%%

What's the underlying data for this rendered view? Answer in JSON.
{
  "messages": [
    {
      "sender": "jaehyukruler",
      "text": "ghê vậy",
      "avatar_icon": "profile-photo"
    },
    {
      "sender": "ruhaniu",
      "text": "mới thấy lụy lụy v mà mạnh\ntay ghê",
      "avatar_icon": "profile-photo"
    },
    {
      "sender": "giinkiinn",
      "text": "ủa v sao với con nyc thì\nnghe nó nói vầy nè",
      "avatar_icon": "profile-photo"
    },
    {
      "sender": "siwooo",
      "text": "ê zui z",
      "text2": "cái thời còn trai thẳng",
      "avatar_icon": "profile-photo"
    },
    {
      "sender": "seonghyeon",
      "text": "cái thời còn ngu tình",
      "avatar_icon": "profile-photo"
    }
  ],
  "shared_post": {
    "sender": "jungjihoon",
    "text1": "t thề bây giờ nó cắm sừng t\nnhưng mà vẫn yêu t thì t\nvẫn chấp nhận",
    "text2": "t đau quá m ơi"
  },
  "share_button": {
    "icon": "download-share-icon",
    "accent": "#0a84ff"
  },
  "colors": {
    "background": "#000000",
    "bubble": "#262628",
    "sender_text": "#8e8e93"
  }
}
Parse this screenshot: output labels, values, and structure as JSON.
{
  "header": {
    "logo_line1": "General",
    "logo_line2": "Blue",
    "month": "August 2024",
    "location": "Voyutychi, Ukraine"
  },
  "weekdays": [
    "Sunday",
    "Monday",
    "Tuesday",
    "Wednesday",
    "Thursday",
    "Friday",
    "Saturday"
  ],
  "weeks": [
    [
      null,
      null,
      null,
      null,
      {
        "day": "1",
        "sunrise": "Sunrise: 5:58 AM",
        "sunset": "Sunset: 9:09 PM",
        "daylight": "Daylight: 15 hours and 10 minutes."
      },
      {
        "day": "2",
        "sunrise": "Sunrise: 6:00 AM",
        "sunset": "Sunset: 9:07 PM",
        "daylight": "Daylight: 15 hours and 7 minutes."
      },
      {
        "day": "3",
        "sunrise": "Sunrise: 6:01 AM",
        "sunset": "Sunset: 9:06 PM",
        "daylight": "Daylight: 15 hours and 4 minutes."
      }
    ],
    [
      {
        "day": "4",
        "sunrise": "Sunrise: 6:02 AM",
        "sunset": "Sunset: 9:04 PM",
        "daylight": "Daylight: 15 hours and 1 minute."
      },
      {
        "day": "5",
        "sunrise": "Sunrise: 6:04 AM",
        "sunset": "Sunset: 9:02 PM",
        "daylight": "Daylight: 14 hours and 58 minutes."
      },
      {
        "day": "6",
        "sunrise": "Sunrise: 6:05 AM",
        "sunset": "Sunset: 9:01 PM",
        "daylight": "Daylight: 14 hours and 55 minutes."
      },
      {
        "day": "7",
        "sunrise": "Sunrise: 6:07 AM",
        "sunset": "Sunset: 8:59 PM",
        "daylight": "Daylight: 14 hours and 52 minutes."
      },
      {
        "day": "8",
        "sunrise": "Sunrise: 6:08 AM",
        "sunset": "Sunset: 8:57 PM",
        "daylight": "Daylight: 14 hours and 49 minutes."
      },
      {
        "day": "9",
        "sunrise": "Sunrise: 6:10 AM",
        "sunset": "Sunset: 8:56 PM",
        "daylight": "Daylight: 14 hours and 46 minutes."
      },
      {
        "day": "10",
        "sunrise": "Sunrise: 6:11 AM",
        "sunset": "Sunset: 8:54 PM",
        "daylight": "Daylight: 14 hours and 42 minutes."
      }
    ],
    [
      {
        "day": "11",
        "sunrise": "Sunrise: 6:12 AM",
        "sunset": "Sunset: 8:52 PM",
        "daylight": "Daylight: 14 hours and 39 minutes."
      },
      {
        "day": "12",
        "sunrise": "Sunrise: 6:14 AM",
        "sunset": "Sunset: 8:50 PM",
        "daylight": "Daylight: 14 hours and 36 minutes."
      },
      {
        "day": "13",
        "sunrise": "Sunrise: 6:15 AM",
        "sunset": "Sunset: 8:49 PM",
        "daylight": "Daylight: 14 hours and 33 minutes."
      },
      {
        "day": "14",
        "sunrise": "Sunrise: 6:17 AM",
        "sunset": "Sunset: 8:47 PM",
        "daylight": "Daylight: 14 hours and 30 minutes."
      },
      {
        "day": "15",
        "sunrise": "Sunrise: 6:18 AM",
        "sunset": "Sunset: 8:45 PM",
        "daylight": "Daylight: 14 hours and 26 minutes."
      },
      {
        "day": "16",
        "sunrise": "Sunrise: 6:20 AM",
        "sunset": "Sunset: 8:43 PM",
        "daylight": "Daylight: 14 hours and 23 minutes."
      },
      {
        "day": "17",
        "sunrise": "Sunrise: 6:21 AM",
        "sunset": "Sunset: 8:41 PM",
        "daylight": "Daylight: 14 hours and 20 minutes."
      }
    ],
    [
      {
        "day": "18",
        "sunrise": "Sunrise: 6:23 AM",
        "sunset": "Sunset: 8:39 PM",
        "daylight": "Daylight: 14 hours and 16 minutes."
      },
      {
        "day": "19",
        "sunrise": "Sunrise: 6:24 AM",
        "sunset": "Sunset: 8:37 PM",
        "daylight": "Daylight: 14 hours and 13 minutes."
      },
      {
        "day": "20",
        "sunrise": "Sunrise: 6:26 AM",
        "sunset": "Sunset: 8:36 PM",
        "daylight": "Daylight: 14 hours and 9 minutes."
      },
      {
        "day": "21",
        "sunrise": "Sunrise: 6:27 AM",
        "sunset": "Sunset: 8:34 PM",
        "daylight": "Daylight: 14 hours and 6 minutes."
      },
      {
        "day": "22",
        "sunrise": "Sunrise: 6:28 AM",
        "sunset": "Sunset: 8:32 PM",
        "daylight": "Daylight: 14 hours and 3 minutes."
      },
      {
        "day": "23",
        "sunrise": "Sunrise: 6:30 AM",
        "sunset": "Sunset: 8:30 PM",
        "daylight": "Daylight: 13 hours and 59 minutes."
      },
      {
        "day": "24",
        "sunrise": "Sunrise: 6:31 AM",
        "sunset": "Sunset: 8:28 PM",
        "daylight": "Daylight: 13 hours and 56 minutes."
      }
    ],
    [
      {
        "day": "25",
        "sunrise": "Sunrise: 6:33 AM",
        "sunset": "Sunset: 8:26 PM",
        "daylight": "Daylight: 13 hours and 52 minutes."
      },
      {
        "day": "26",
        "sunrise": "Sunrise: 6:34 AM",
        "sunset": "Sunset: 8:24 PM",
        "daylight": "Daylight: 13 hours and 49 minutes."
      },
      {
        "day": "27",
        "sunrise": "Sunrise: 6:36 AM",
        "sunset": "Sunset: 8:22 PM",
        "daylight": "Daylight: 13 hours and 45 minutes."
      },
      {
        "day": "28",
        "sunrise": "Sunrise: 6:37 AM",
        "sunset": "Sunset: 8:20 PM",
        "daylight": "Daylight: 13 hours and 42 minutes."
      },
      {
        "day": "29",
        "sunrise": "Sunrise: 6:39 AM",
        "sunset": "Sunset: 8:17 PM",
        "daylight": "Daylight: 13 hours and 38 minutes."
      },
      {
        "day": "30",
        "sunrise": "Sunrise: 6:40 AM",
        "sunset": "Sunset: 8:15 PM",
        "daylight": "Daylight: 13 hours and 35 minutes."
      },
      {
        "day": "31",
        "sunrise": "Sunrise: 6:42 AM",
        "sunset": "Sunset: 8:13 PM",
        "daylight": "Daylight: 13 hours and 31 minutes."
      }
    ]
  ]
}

%%

WHAT THE TASK ASKS:
All lines in the data that contain the word "thời" should be copied.

RESULT OF THE TASK:
      "text2": "cái thời còn trai thẳng",
      "text": "cái thời còn ngu tình",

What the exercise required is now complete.